Take the entries below and reproduce them word for word.

#### Records for the exercise:
===============
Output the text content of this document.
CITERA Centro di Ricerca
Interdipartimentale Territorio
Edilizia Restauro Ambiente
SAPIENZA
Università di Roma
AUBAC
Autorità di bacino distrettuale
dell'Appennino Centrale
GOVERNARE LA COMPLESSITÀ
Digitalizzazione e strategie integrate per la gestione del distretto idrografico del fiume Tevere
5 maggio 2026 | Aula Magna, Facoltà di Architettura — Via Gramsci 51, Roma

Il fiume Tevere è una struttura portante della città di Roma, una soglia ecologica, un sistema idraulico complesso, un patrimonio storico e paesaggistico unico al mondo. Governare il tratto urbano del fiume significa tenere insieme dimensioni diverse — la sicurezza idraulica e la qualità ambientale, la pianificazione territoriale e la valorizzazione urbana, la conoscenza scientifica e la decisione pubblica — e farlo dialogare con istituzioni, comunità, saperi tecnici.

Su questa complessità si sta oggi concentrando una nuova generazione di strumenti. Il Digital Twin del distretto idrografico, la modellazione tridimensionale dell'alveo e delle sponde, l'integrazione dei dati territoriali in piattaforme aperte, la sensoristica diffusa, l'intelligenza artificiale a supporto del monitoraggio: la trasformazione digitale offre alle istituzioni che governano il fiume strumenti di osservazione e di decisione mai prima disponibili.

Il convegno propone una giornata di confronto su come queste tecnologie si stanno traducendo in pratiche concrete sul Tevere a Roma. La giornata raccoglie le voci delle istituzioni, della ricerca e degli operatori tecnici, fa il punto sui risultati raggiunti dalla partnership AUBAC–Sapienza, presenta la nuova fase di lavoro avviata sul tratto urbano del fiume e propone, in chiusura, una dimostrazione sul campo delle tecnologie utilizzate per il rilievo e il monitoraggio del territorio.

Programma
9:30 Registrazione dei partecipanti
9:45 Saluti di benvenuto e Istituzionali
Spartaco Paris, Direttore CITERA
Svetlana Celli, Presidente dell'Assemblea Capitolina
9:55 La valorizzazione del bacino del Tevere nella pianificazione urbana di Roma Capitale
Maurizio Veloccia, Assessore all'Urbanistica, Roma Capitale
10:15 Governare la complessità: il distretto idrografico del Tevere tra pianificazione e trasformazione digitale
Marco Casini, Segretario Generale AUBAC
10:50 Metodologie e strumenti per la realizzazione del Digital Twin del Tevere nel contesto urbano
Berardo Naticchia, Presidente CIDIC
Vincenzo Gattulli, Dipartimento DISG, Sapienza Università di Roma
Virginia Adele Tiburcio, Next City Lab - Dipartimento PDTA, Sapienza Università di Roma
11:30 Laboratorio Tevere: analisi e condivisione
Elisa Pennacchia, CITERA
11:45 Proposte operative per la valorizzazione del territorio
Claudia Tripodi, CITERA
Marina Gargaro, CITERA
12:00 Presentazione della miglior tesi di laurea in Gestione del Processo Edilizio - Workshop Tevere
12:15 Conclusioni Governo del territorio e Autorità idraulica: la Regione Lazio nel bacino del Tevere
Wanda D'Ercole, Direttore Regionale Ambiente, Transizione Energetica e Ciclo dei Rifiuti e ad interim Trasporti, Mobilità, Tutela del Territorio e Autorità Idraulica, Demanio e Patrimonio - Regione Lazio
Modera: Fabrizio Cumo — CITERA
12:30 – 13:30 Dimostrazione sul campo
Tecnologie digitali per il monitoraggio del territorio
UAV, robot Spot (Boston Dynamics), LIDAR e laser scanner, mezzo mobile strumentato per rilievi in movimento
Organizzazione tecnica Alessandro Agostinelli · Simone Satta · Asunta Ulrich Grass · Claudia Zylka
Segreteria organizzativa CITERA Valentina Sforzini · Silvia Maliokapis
===============
#### Final result:
Output the text content of this document.
CITERA Centro di Ricerca
Interdipartimentale Territorio
Edilizia Restauro Ambiente
SAPIENZA
Università di Roma
AUBAC
Autorità di bacino distrettuale
dell'Appennino Centrale
GOVERNARE LA COMPLESSITÀ
Digitalizzazione e strategie integrate per la gestione del distretto idrografico del fiume Tevere
5 maggio 2026 | Aula Magna, Facoltà di Architettura — Via Gramsci 51, Roma

Il fiume Tevere è una struttura portante della città di Roma, una soglia ecologica, un sistema idraulico complesso, un patrimonio storico e paesaggistico unico al mondo. Governare il tratto urbano del fiume significa tenere insieme dimensioni diverse — la sicurezza idraulica e la qualità ambientale, la pianificazione territoriale e la valorizzazione urbana, la conoscenza scientifica e la decisione pubblica — e farlo dialogare con istituzioni, comunità, saperi tecnici.

Su questa complessità si sta oggi concentrando una nuova generazione di strumenti. Il Digital Twin del distretto idrografico, la modellazione tridimensionale dell'alveo e delle sponde, l'integrazione dei dati territoriali in piattaforme aperte, la sensoristica diffusa, l'intelligenza artificiale a supporto del monitoraggio: la trasformazione digitale offre alle istituzioni che governano il fiume strumenti di osservazione e di decisione mai prima disponibili.

Il convegno propone una giornata di confronto su come queste tecnologie si stanno traducendo in pratiche concrete sul Tevere a Roma. La giornata raccoglie le voci delle istituzioni, della ricerca e degli operatori tecnici, fa il punto sui risultati raggiunti dalla partnership AUBAC–Sapienza, presenta la nuova fase di lavoro avviata sul tratto urbano del fiume e propone, in chiusura, una dimostrazione sul campo delle tecnologie utilizzate per il rilievo e il monitoraggio del territorio.

Programma
9:30 Registrazione dei partecipanti
9:45 Saluti di benvenuto e Istituzionali
Spartaco Paris, Direttore CITERA
Svetlana Celli, Presidente dell'Assemblea Capitolina
9:55 La valorizzazione del bacino del Tevere nella pianificazione urbana di Roma Capitale
Maurizio Veloccia, Assessore all'Urbanistica, Roma Capitale
10:15 Governare la complessità: il distretto idrografico del Tevere tra pianificazione e trasformazione digitale
Marco Casini, Segretario Generale AUBAC
10:50 Metodologie e strumenti per la realizzazione del Digital Twin del Tevere nel contesto urbano
Berardo Naticchia, Presidente CIDIC
Vincenzo Gattulli, Dipartimento DISG, Sapienza Università di Roma
Virginia Adele Tiburcio, Next City Lab - Dipartimento PDTA, Sapienza Università di Roma
11:30 Laboratorio Tevere: analisi e condivisione
Elisa Pennacchia, CITERA
11:45 Proposte operative per la valorizzazione del territorio
Claudia Tripodi, CITERA
Marina Gargaro, CITERA
12:00 Presentazione della miglior tesi di laurea in Gestione del Processo Edilizio - Workshop Tevere
12:15 Conclusioni Governo del territorio e Autorità idraulica: la Regione Lazio nel bacino del Tevere
Wanda D'Ercole, Direttore Regionale Ambiente, Transizione Energetica e Ciclo dei Rifiuti e ad interim Trasporti, Mobilità, Tutela del Territorio e Autorità Idraulica, Demanio e Patrimonio - Regione Lazio
Modera: Fabrizio Cumo — CITERA
12:30 – 13:30 Dimostrazione sul campo
Tecnologie digitali per il monitoraggio del territorio
UAV, robot Spot (Boston Dynamics), LIDAR e laser scanner, mezzo mobile strumentato per rilievi in movimento
Organizzazione tecnica Alessandro Agostinelli · Simone Satta · Asunta Ulrich Grass · Claudia Zylka
Segreteria organizzativa CITERA Valentina Sforzini · Silvia Maliokapis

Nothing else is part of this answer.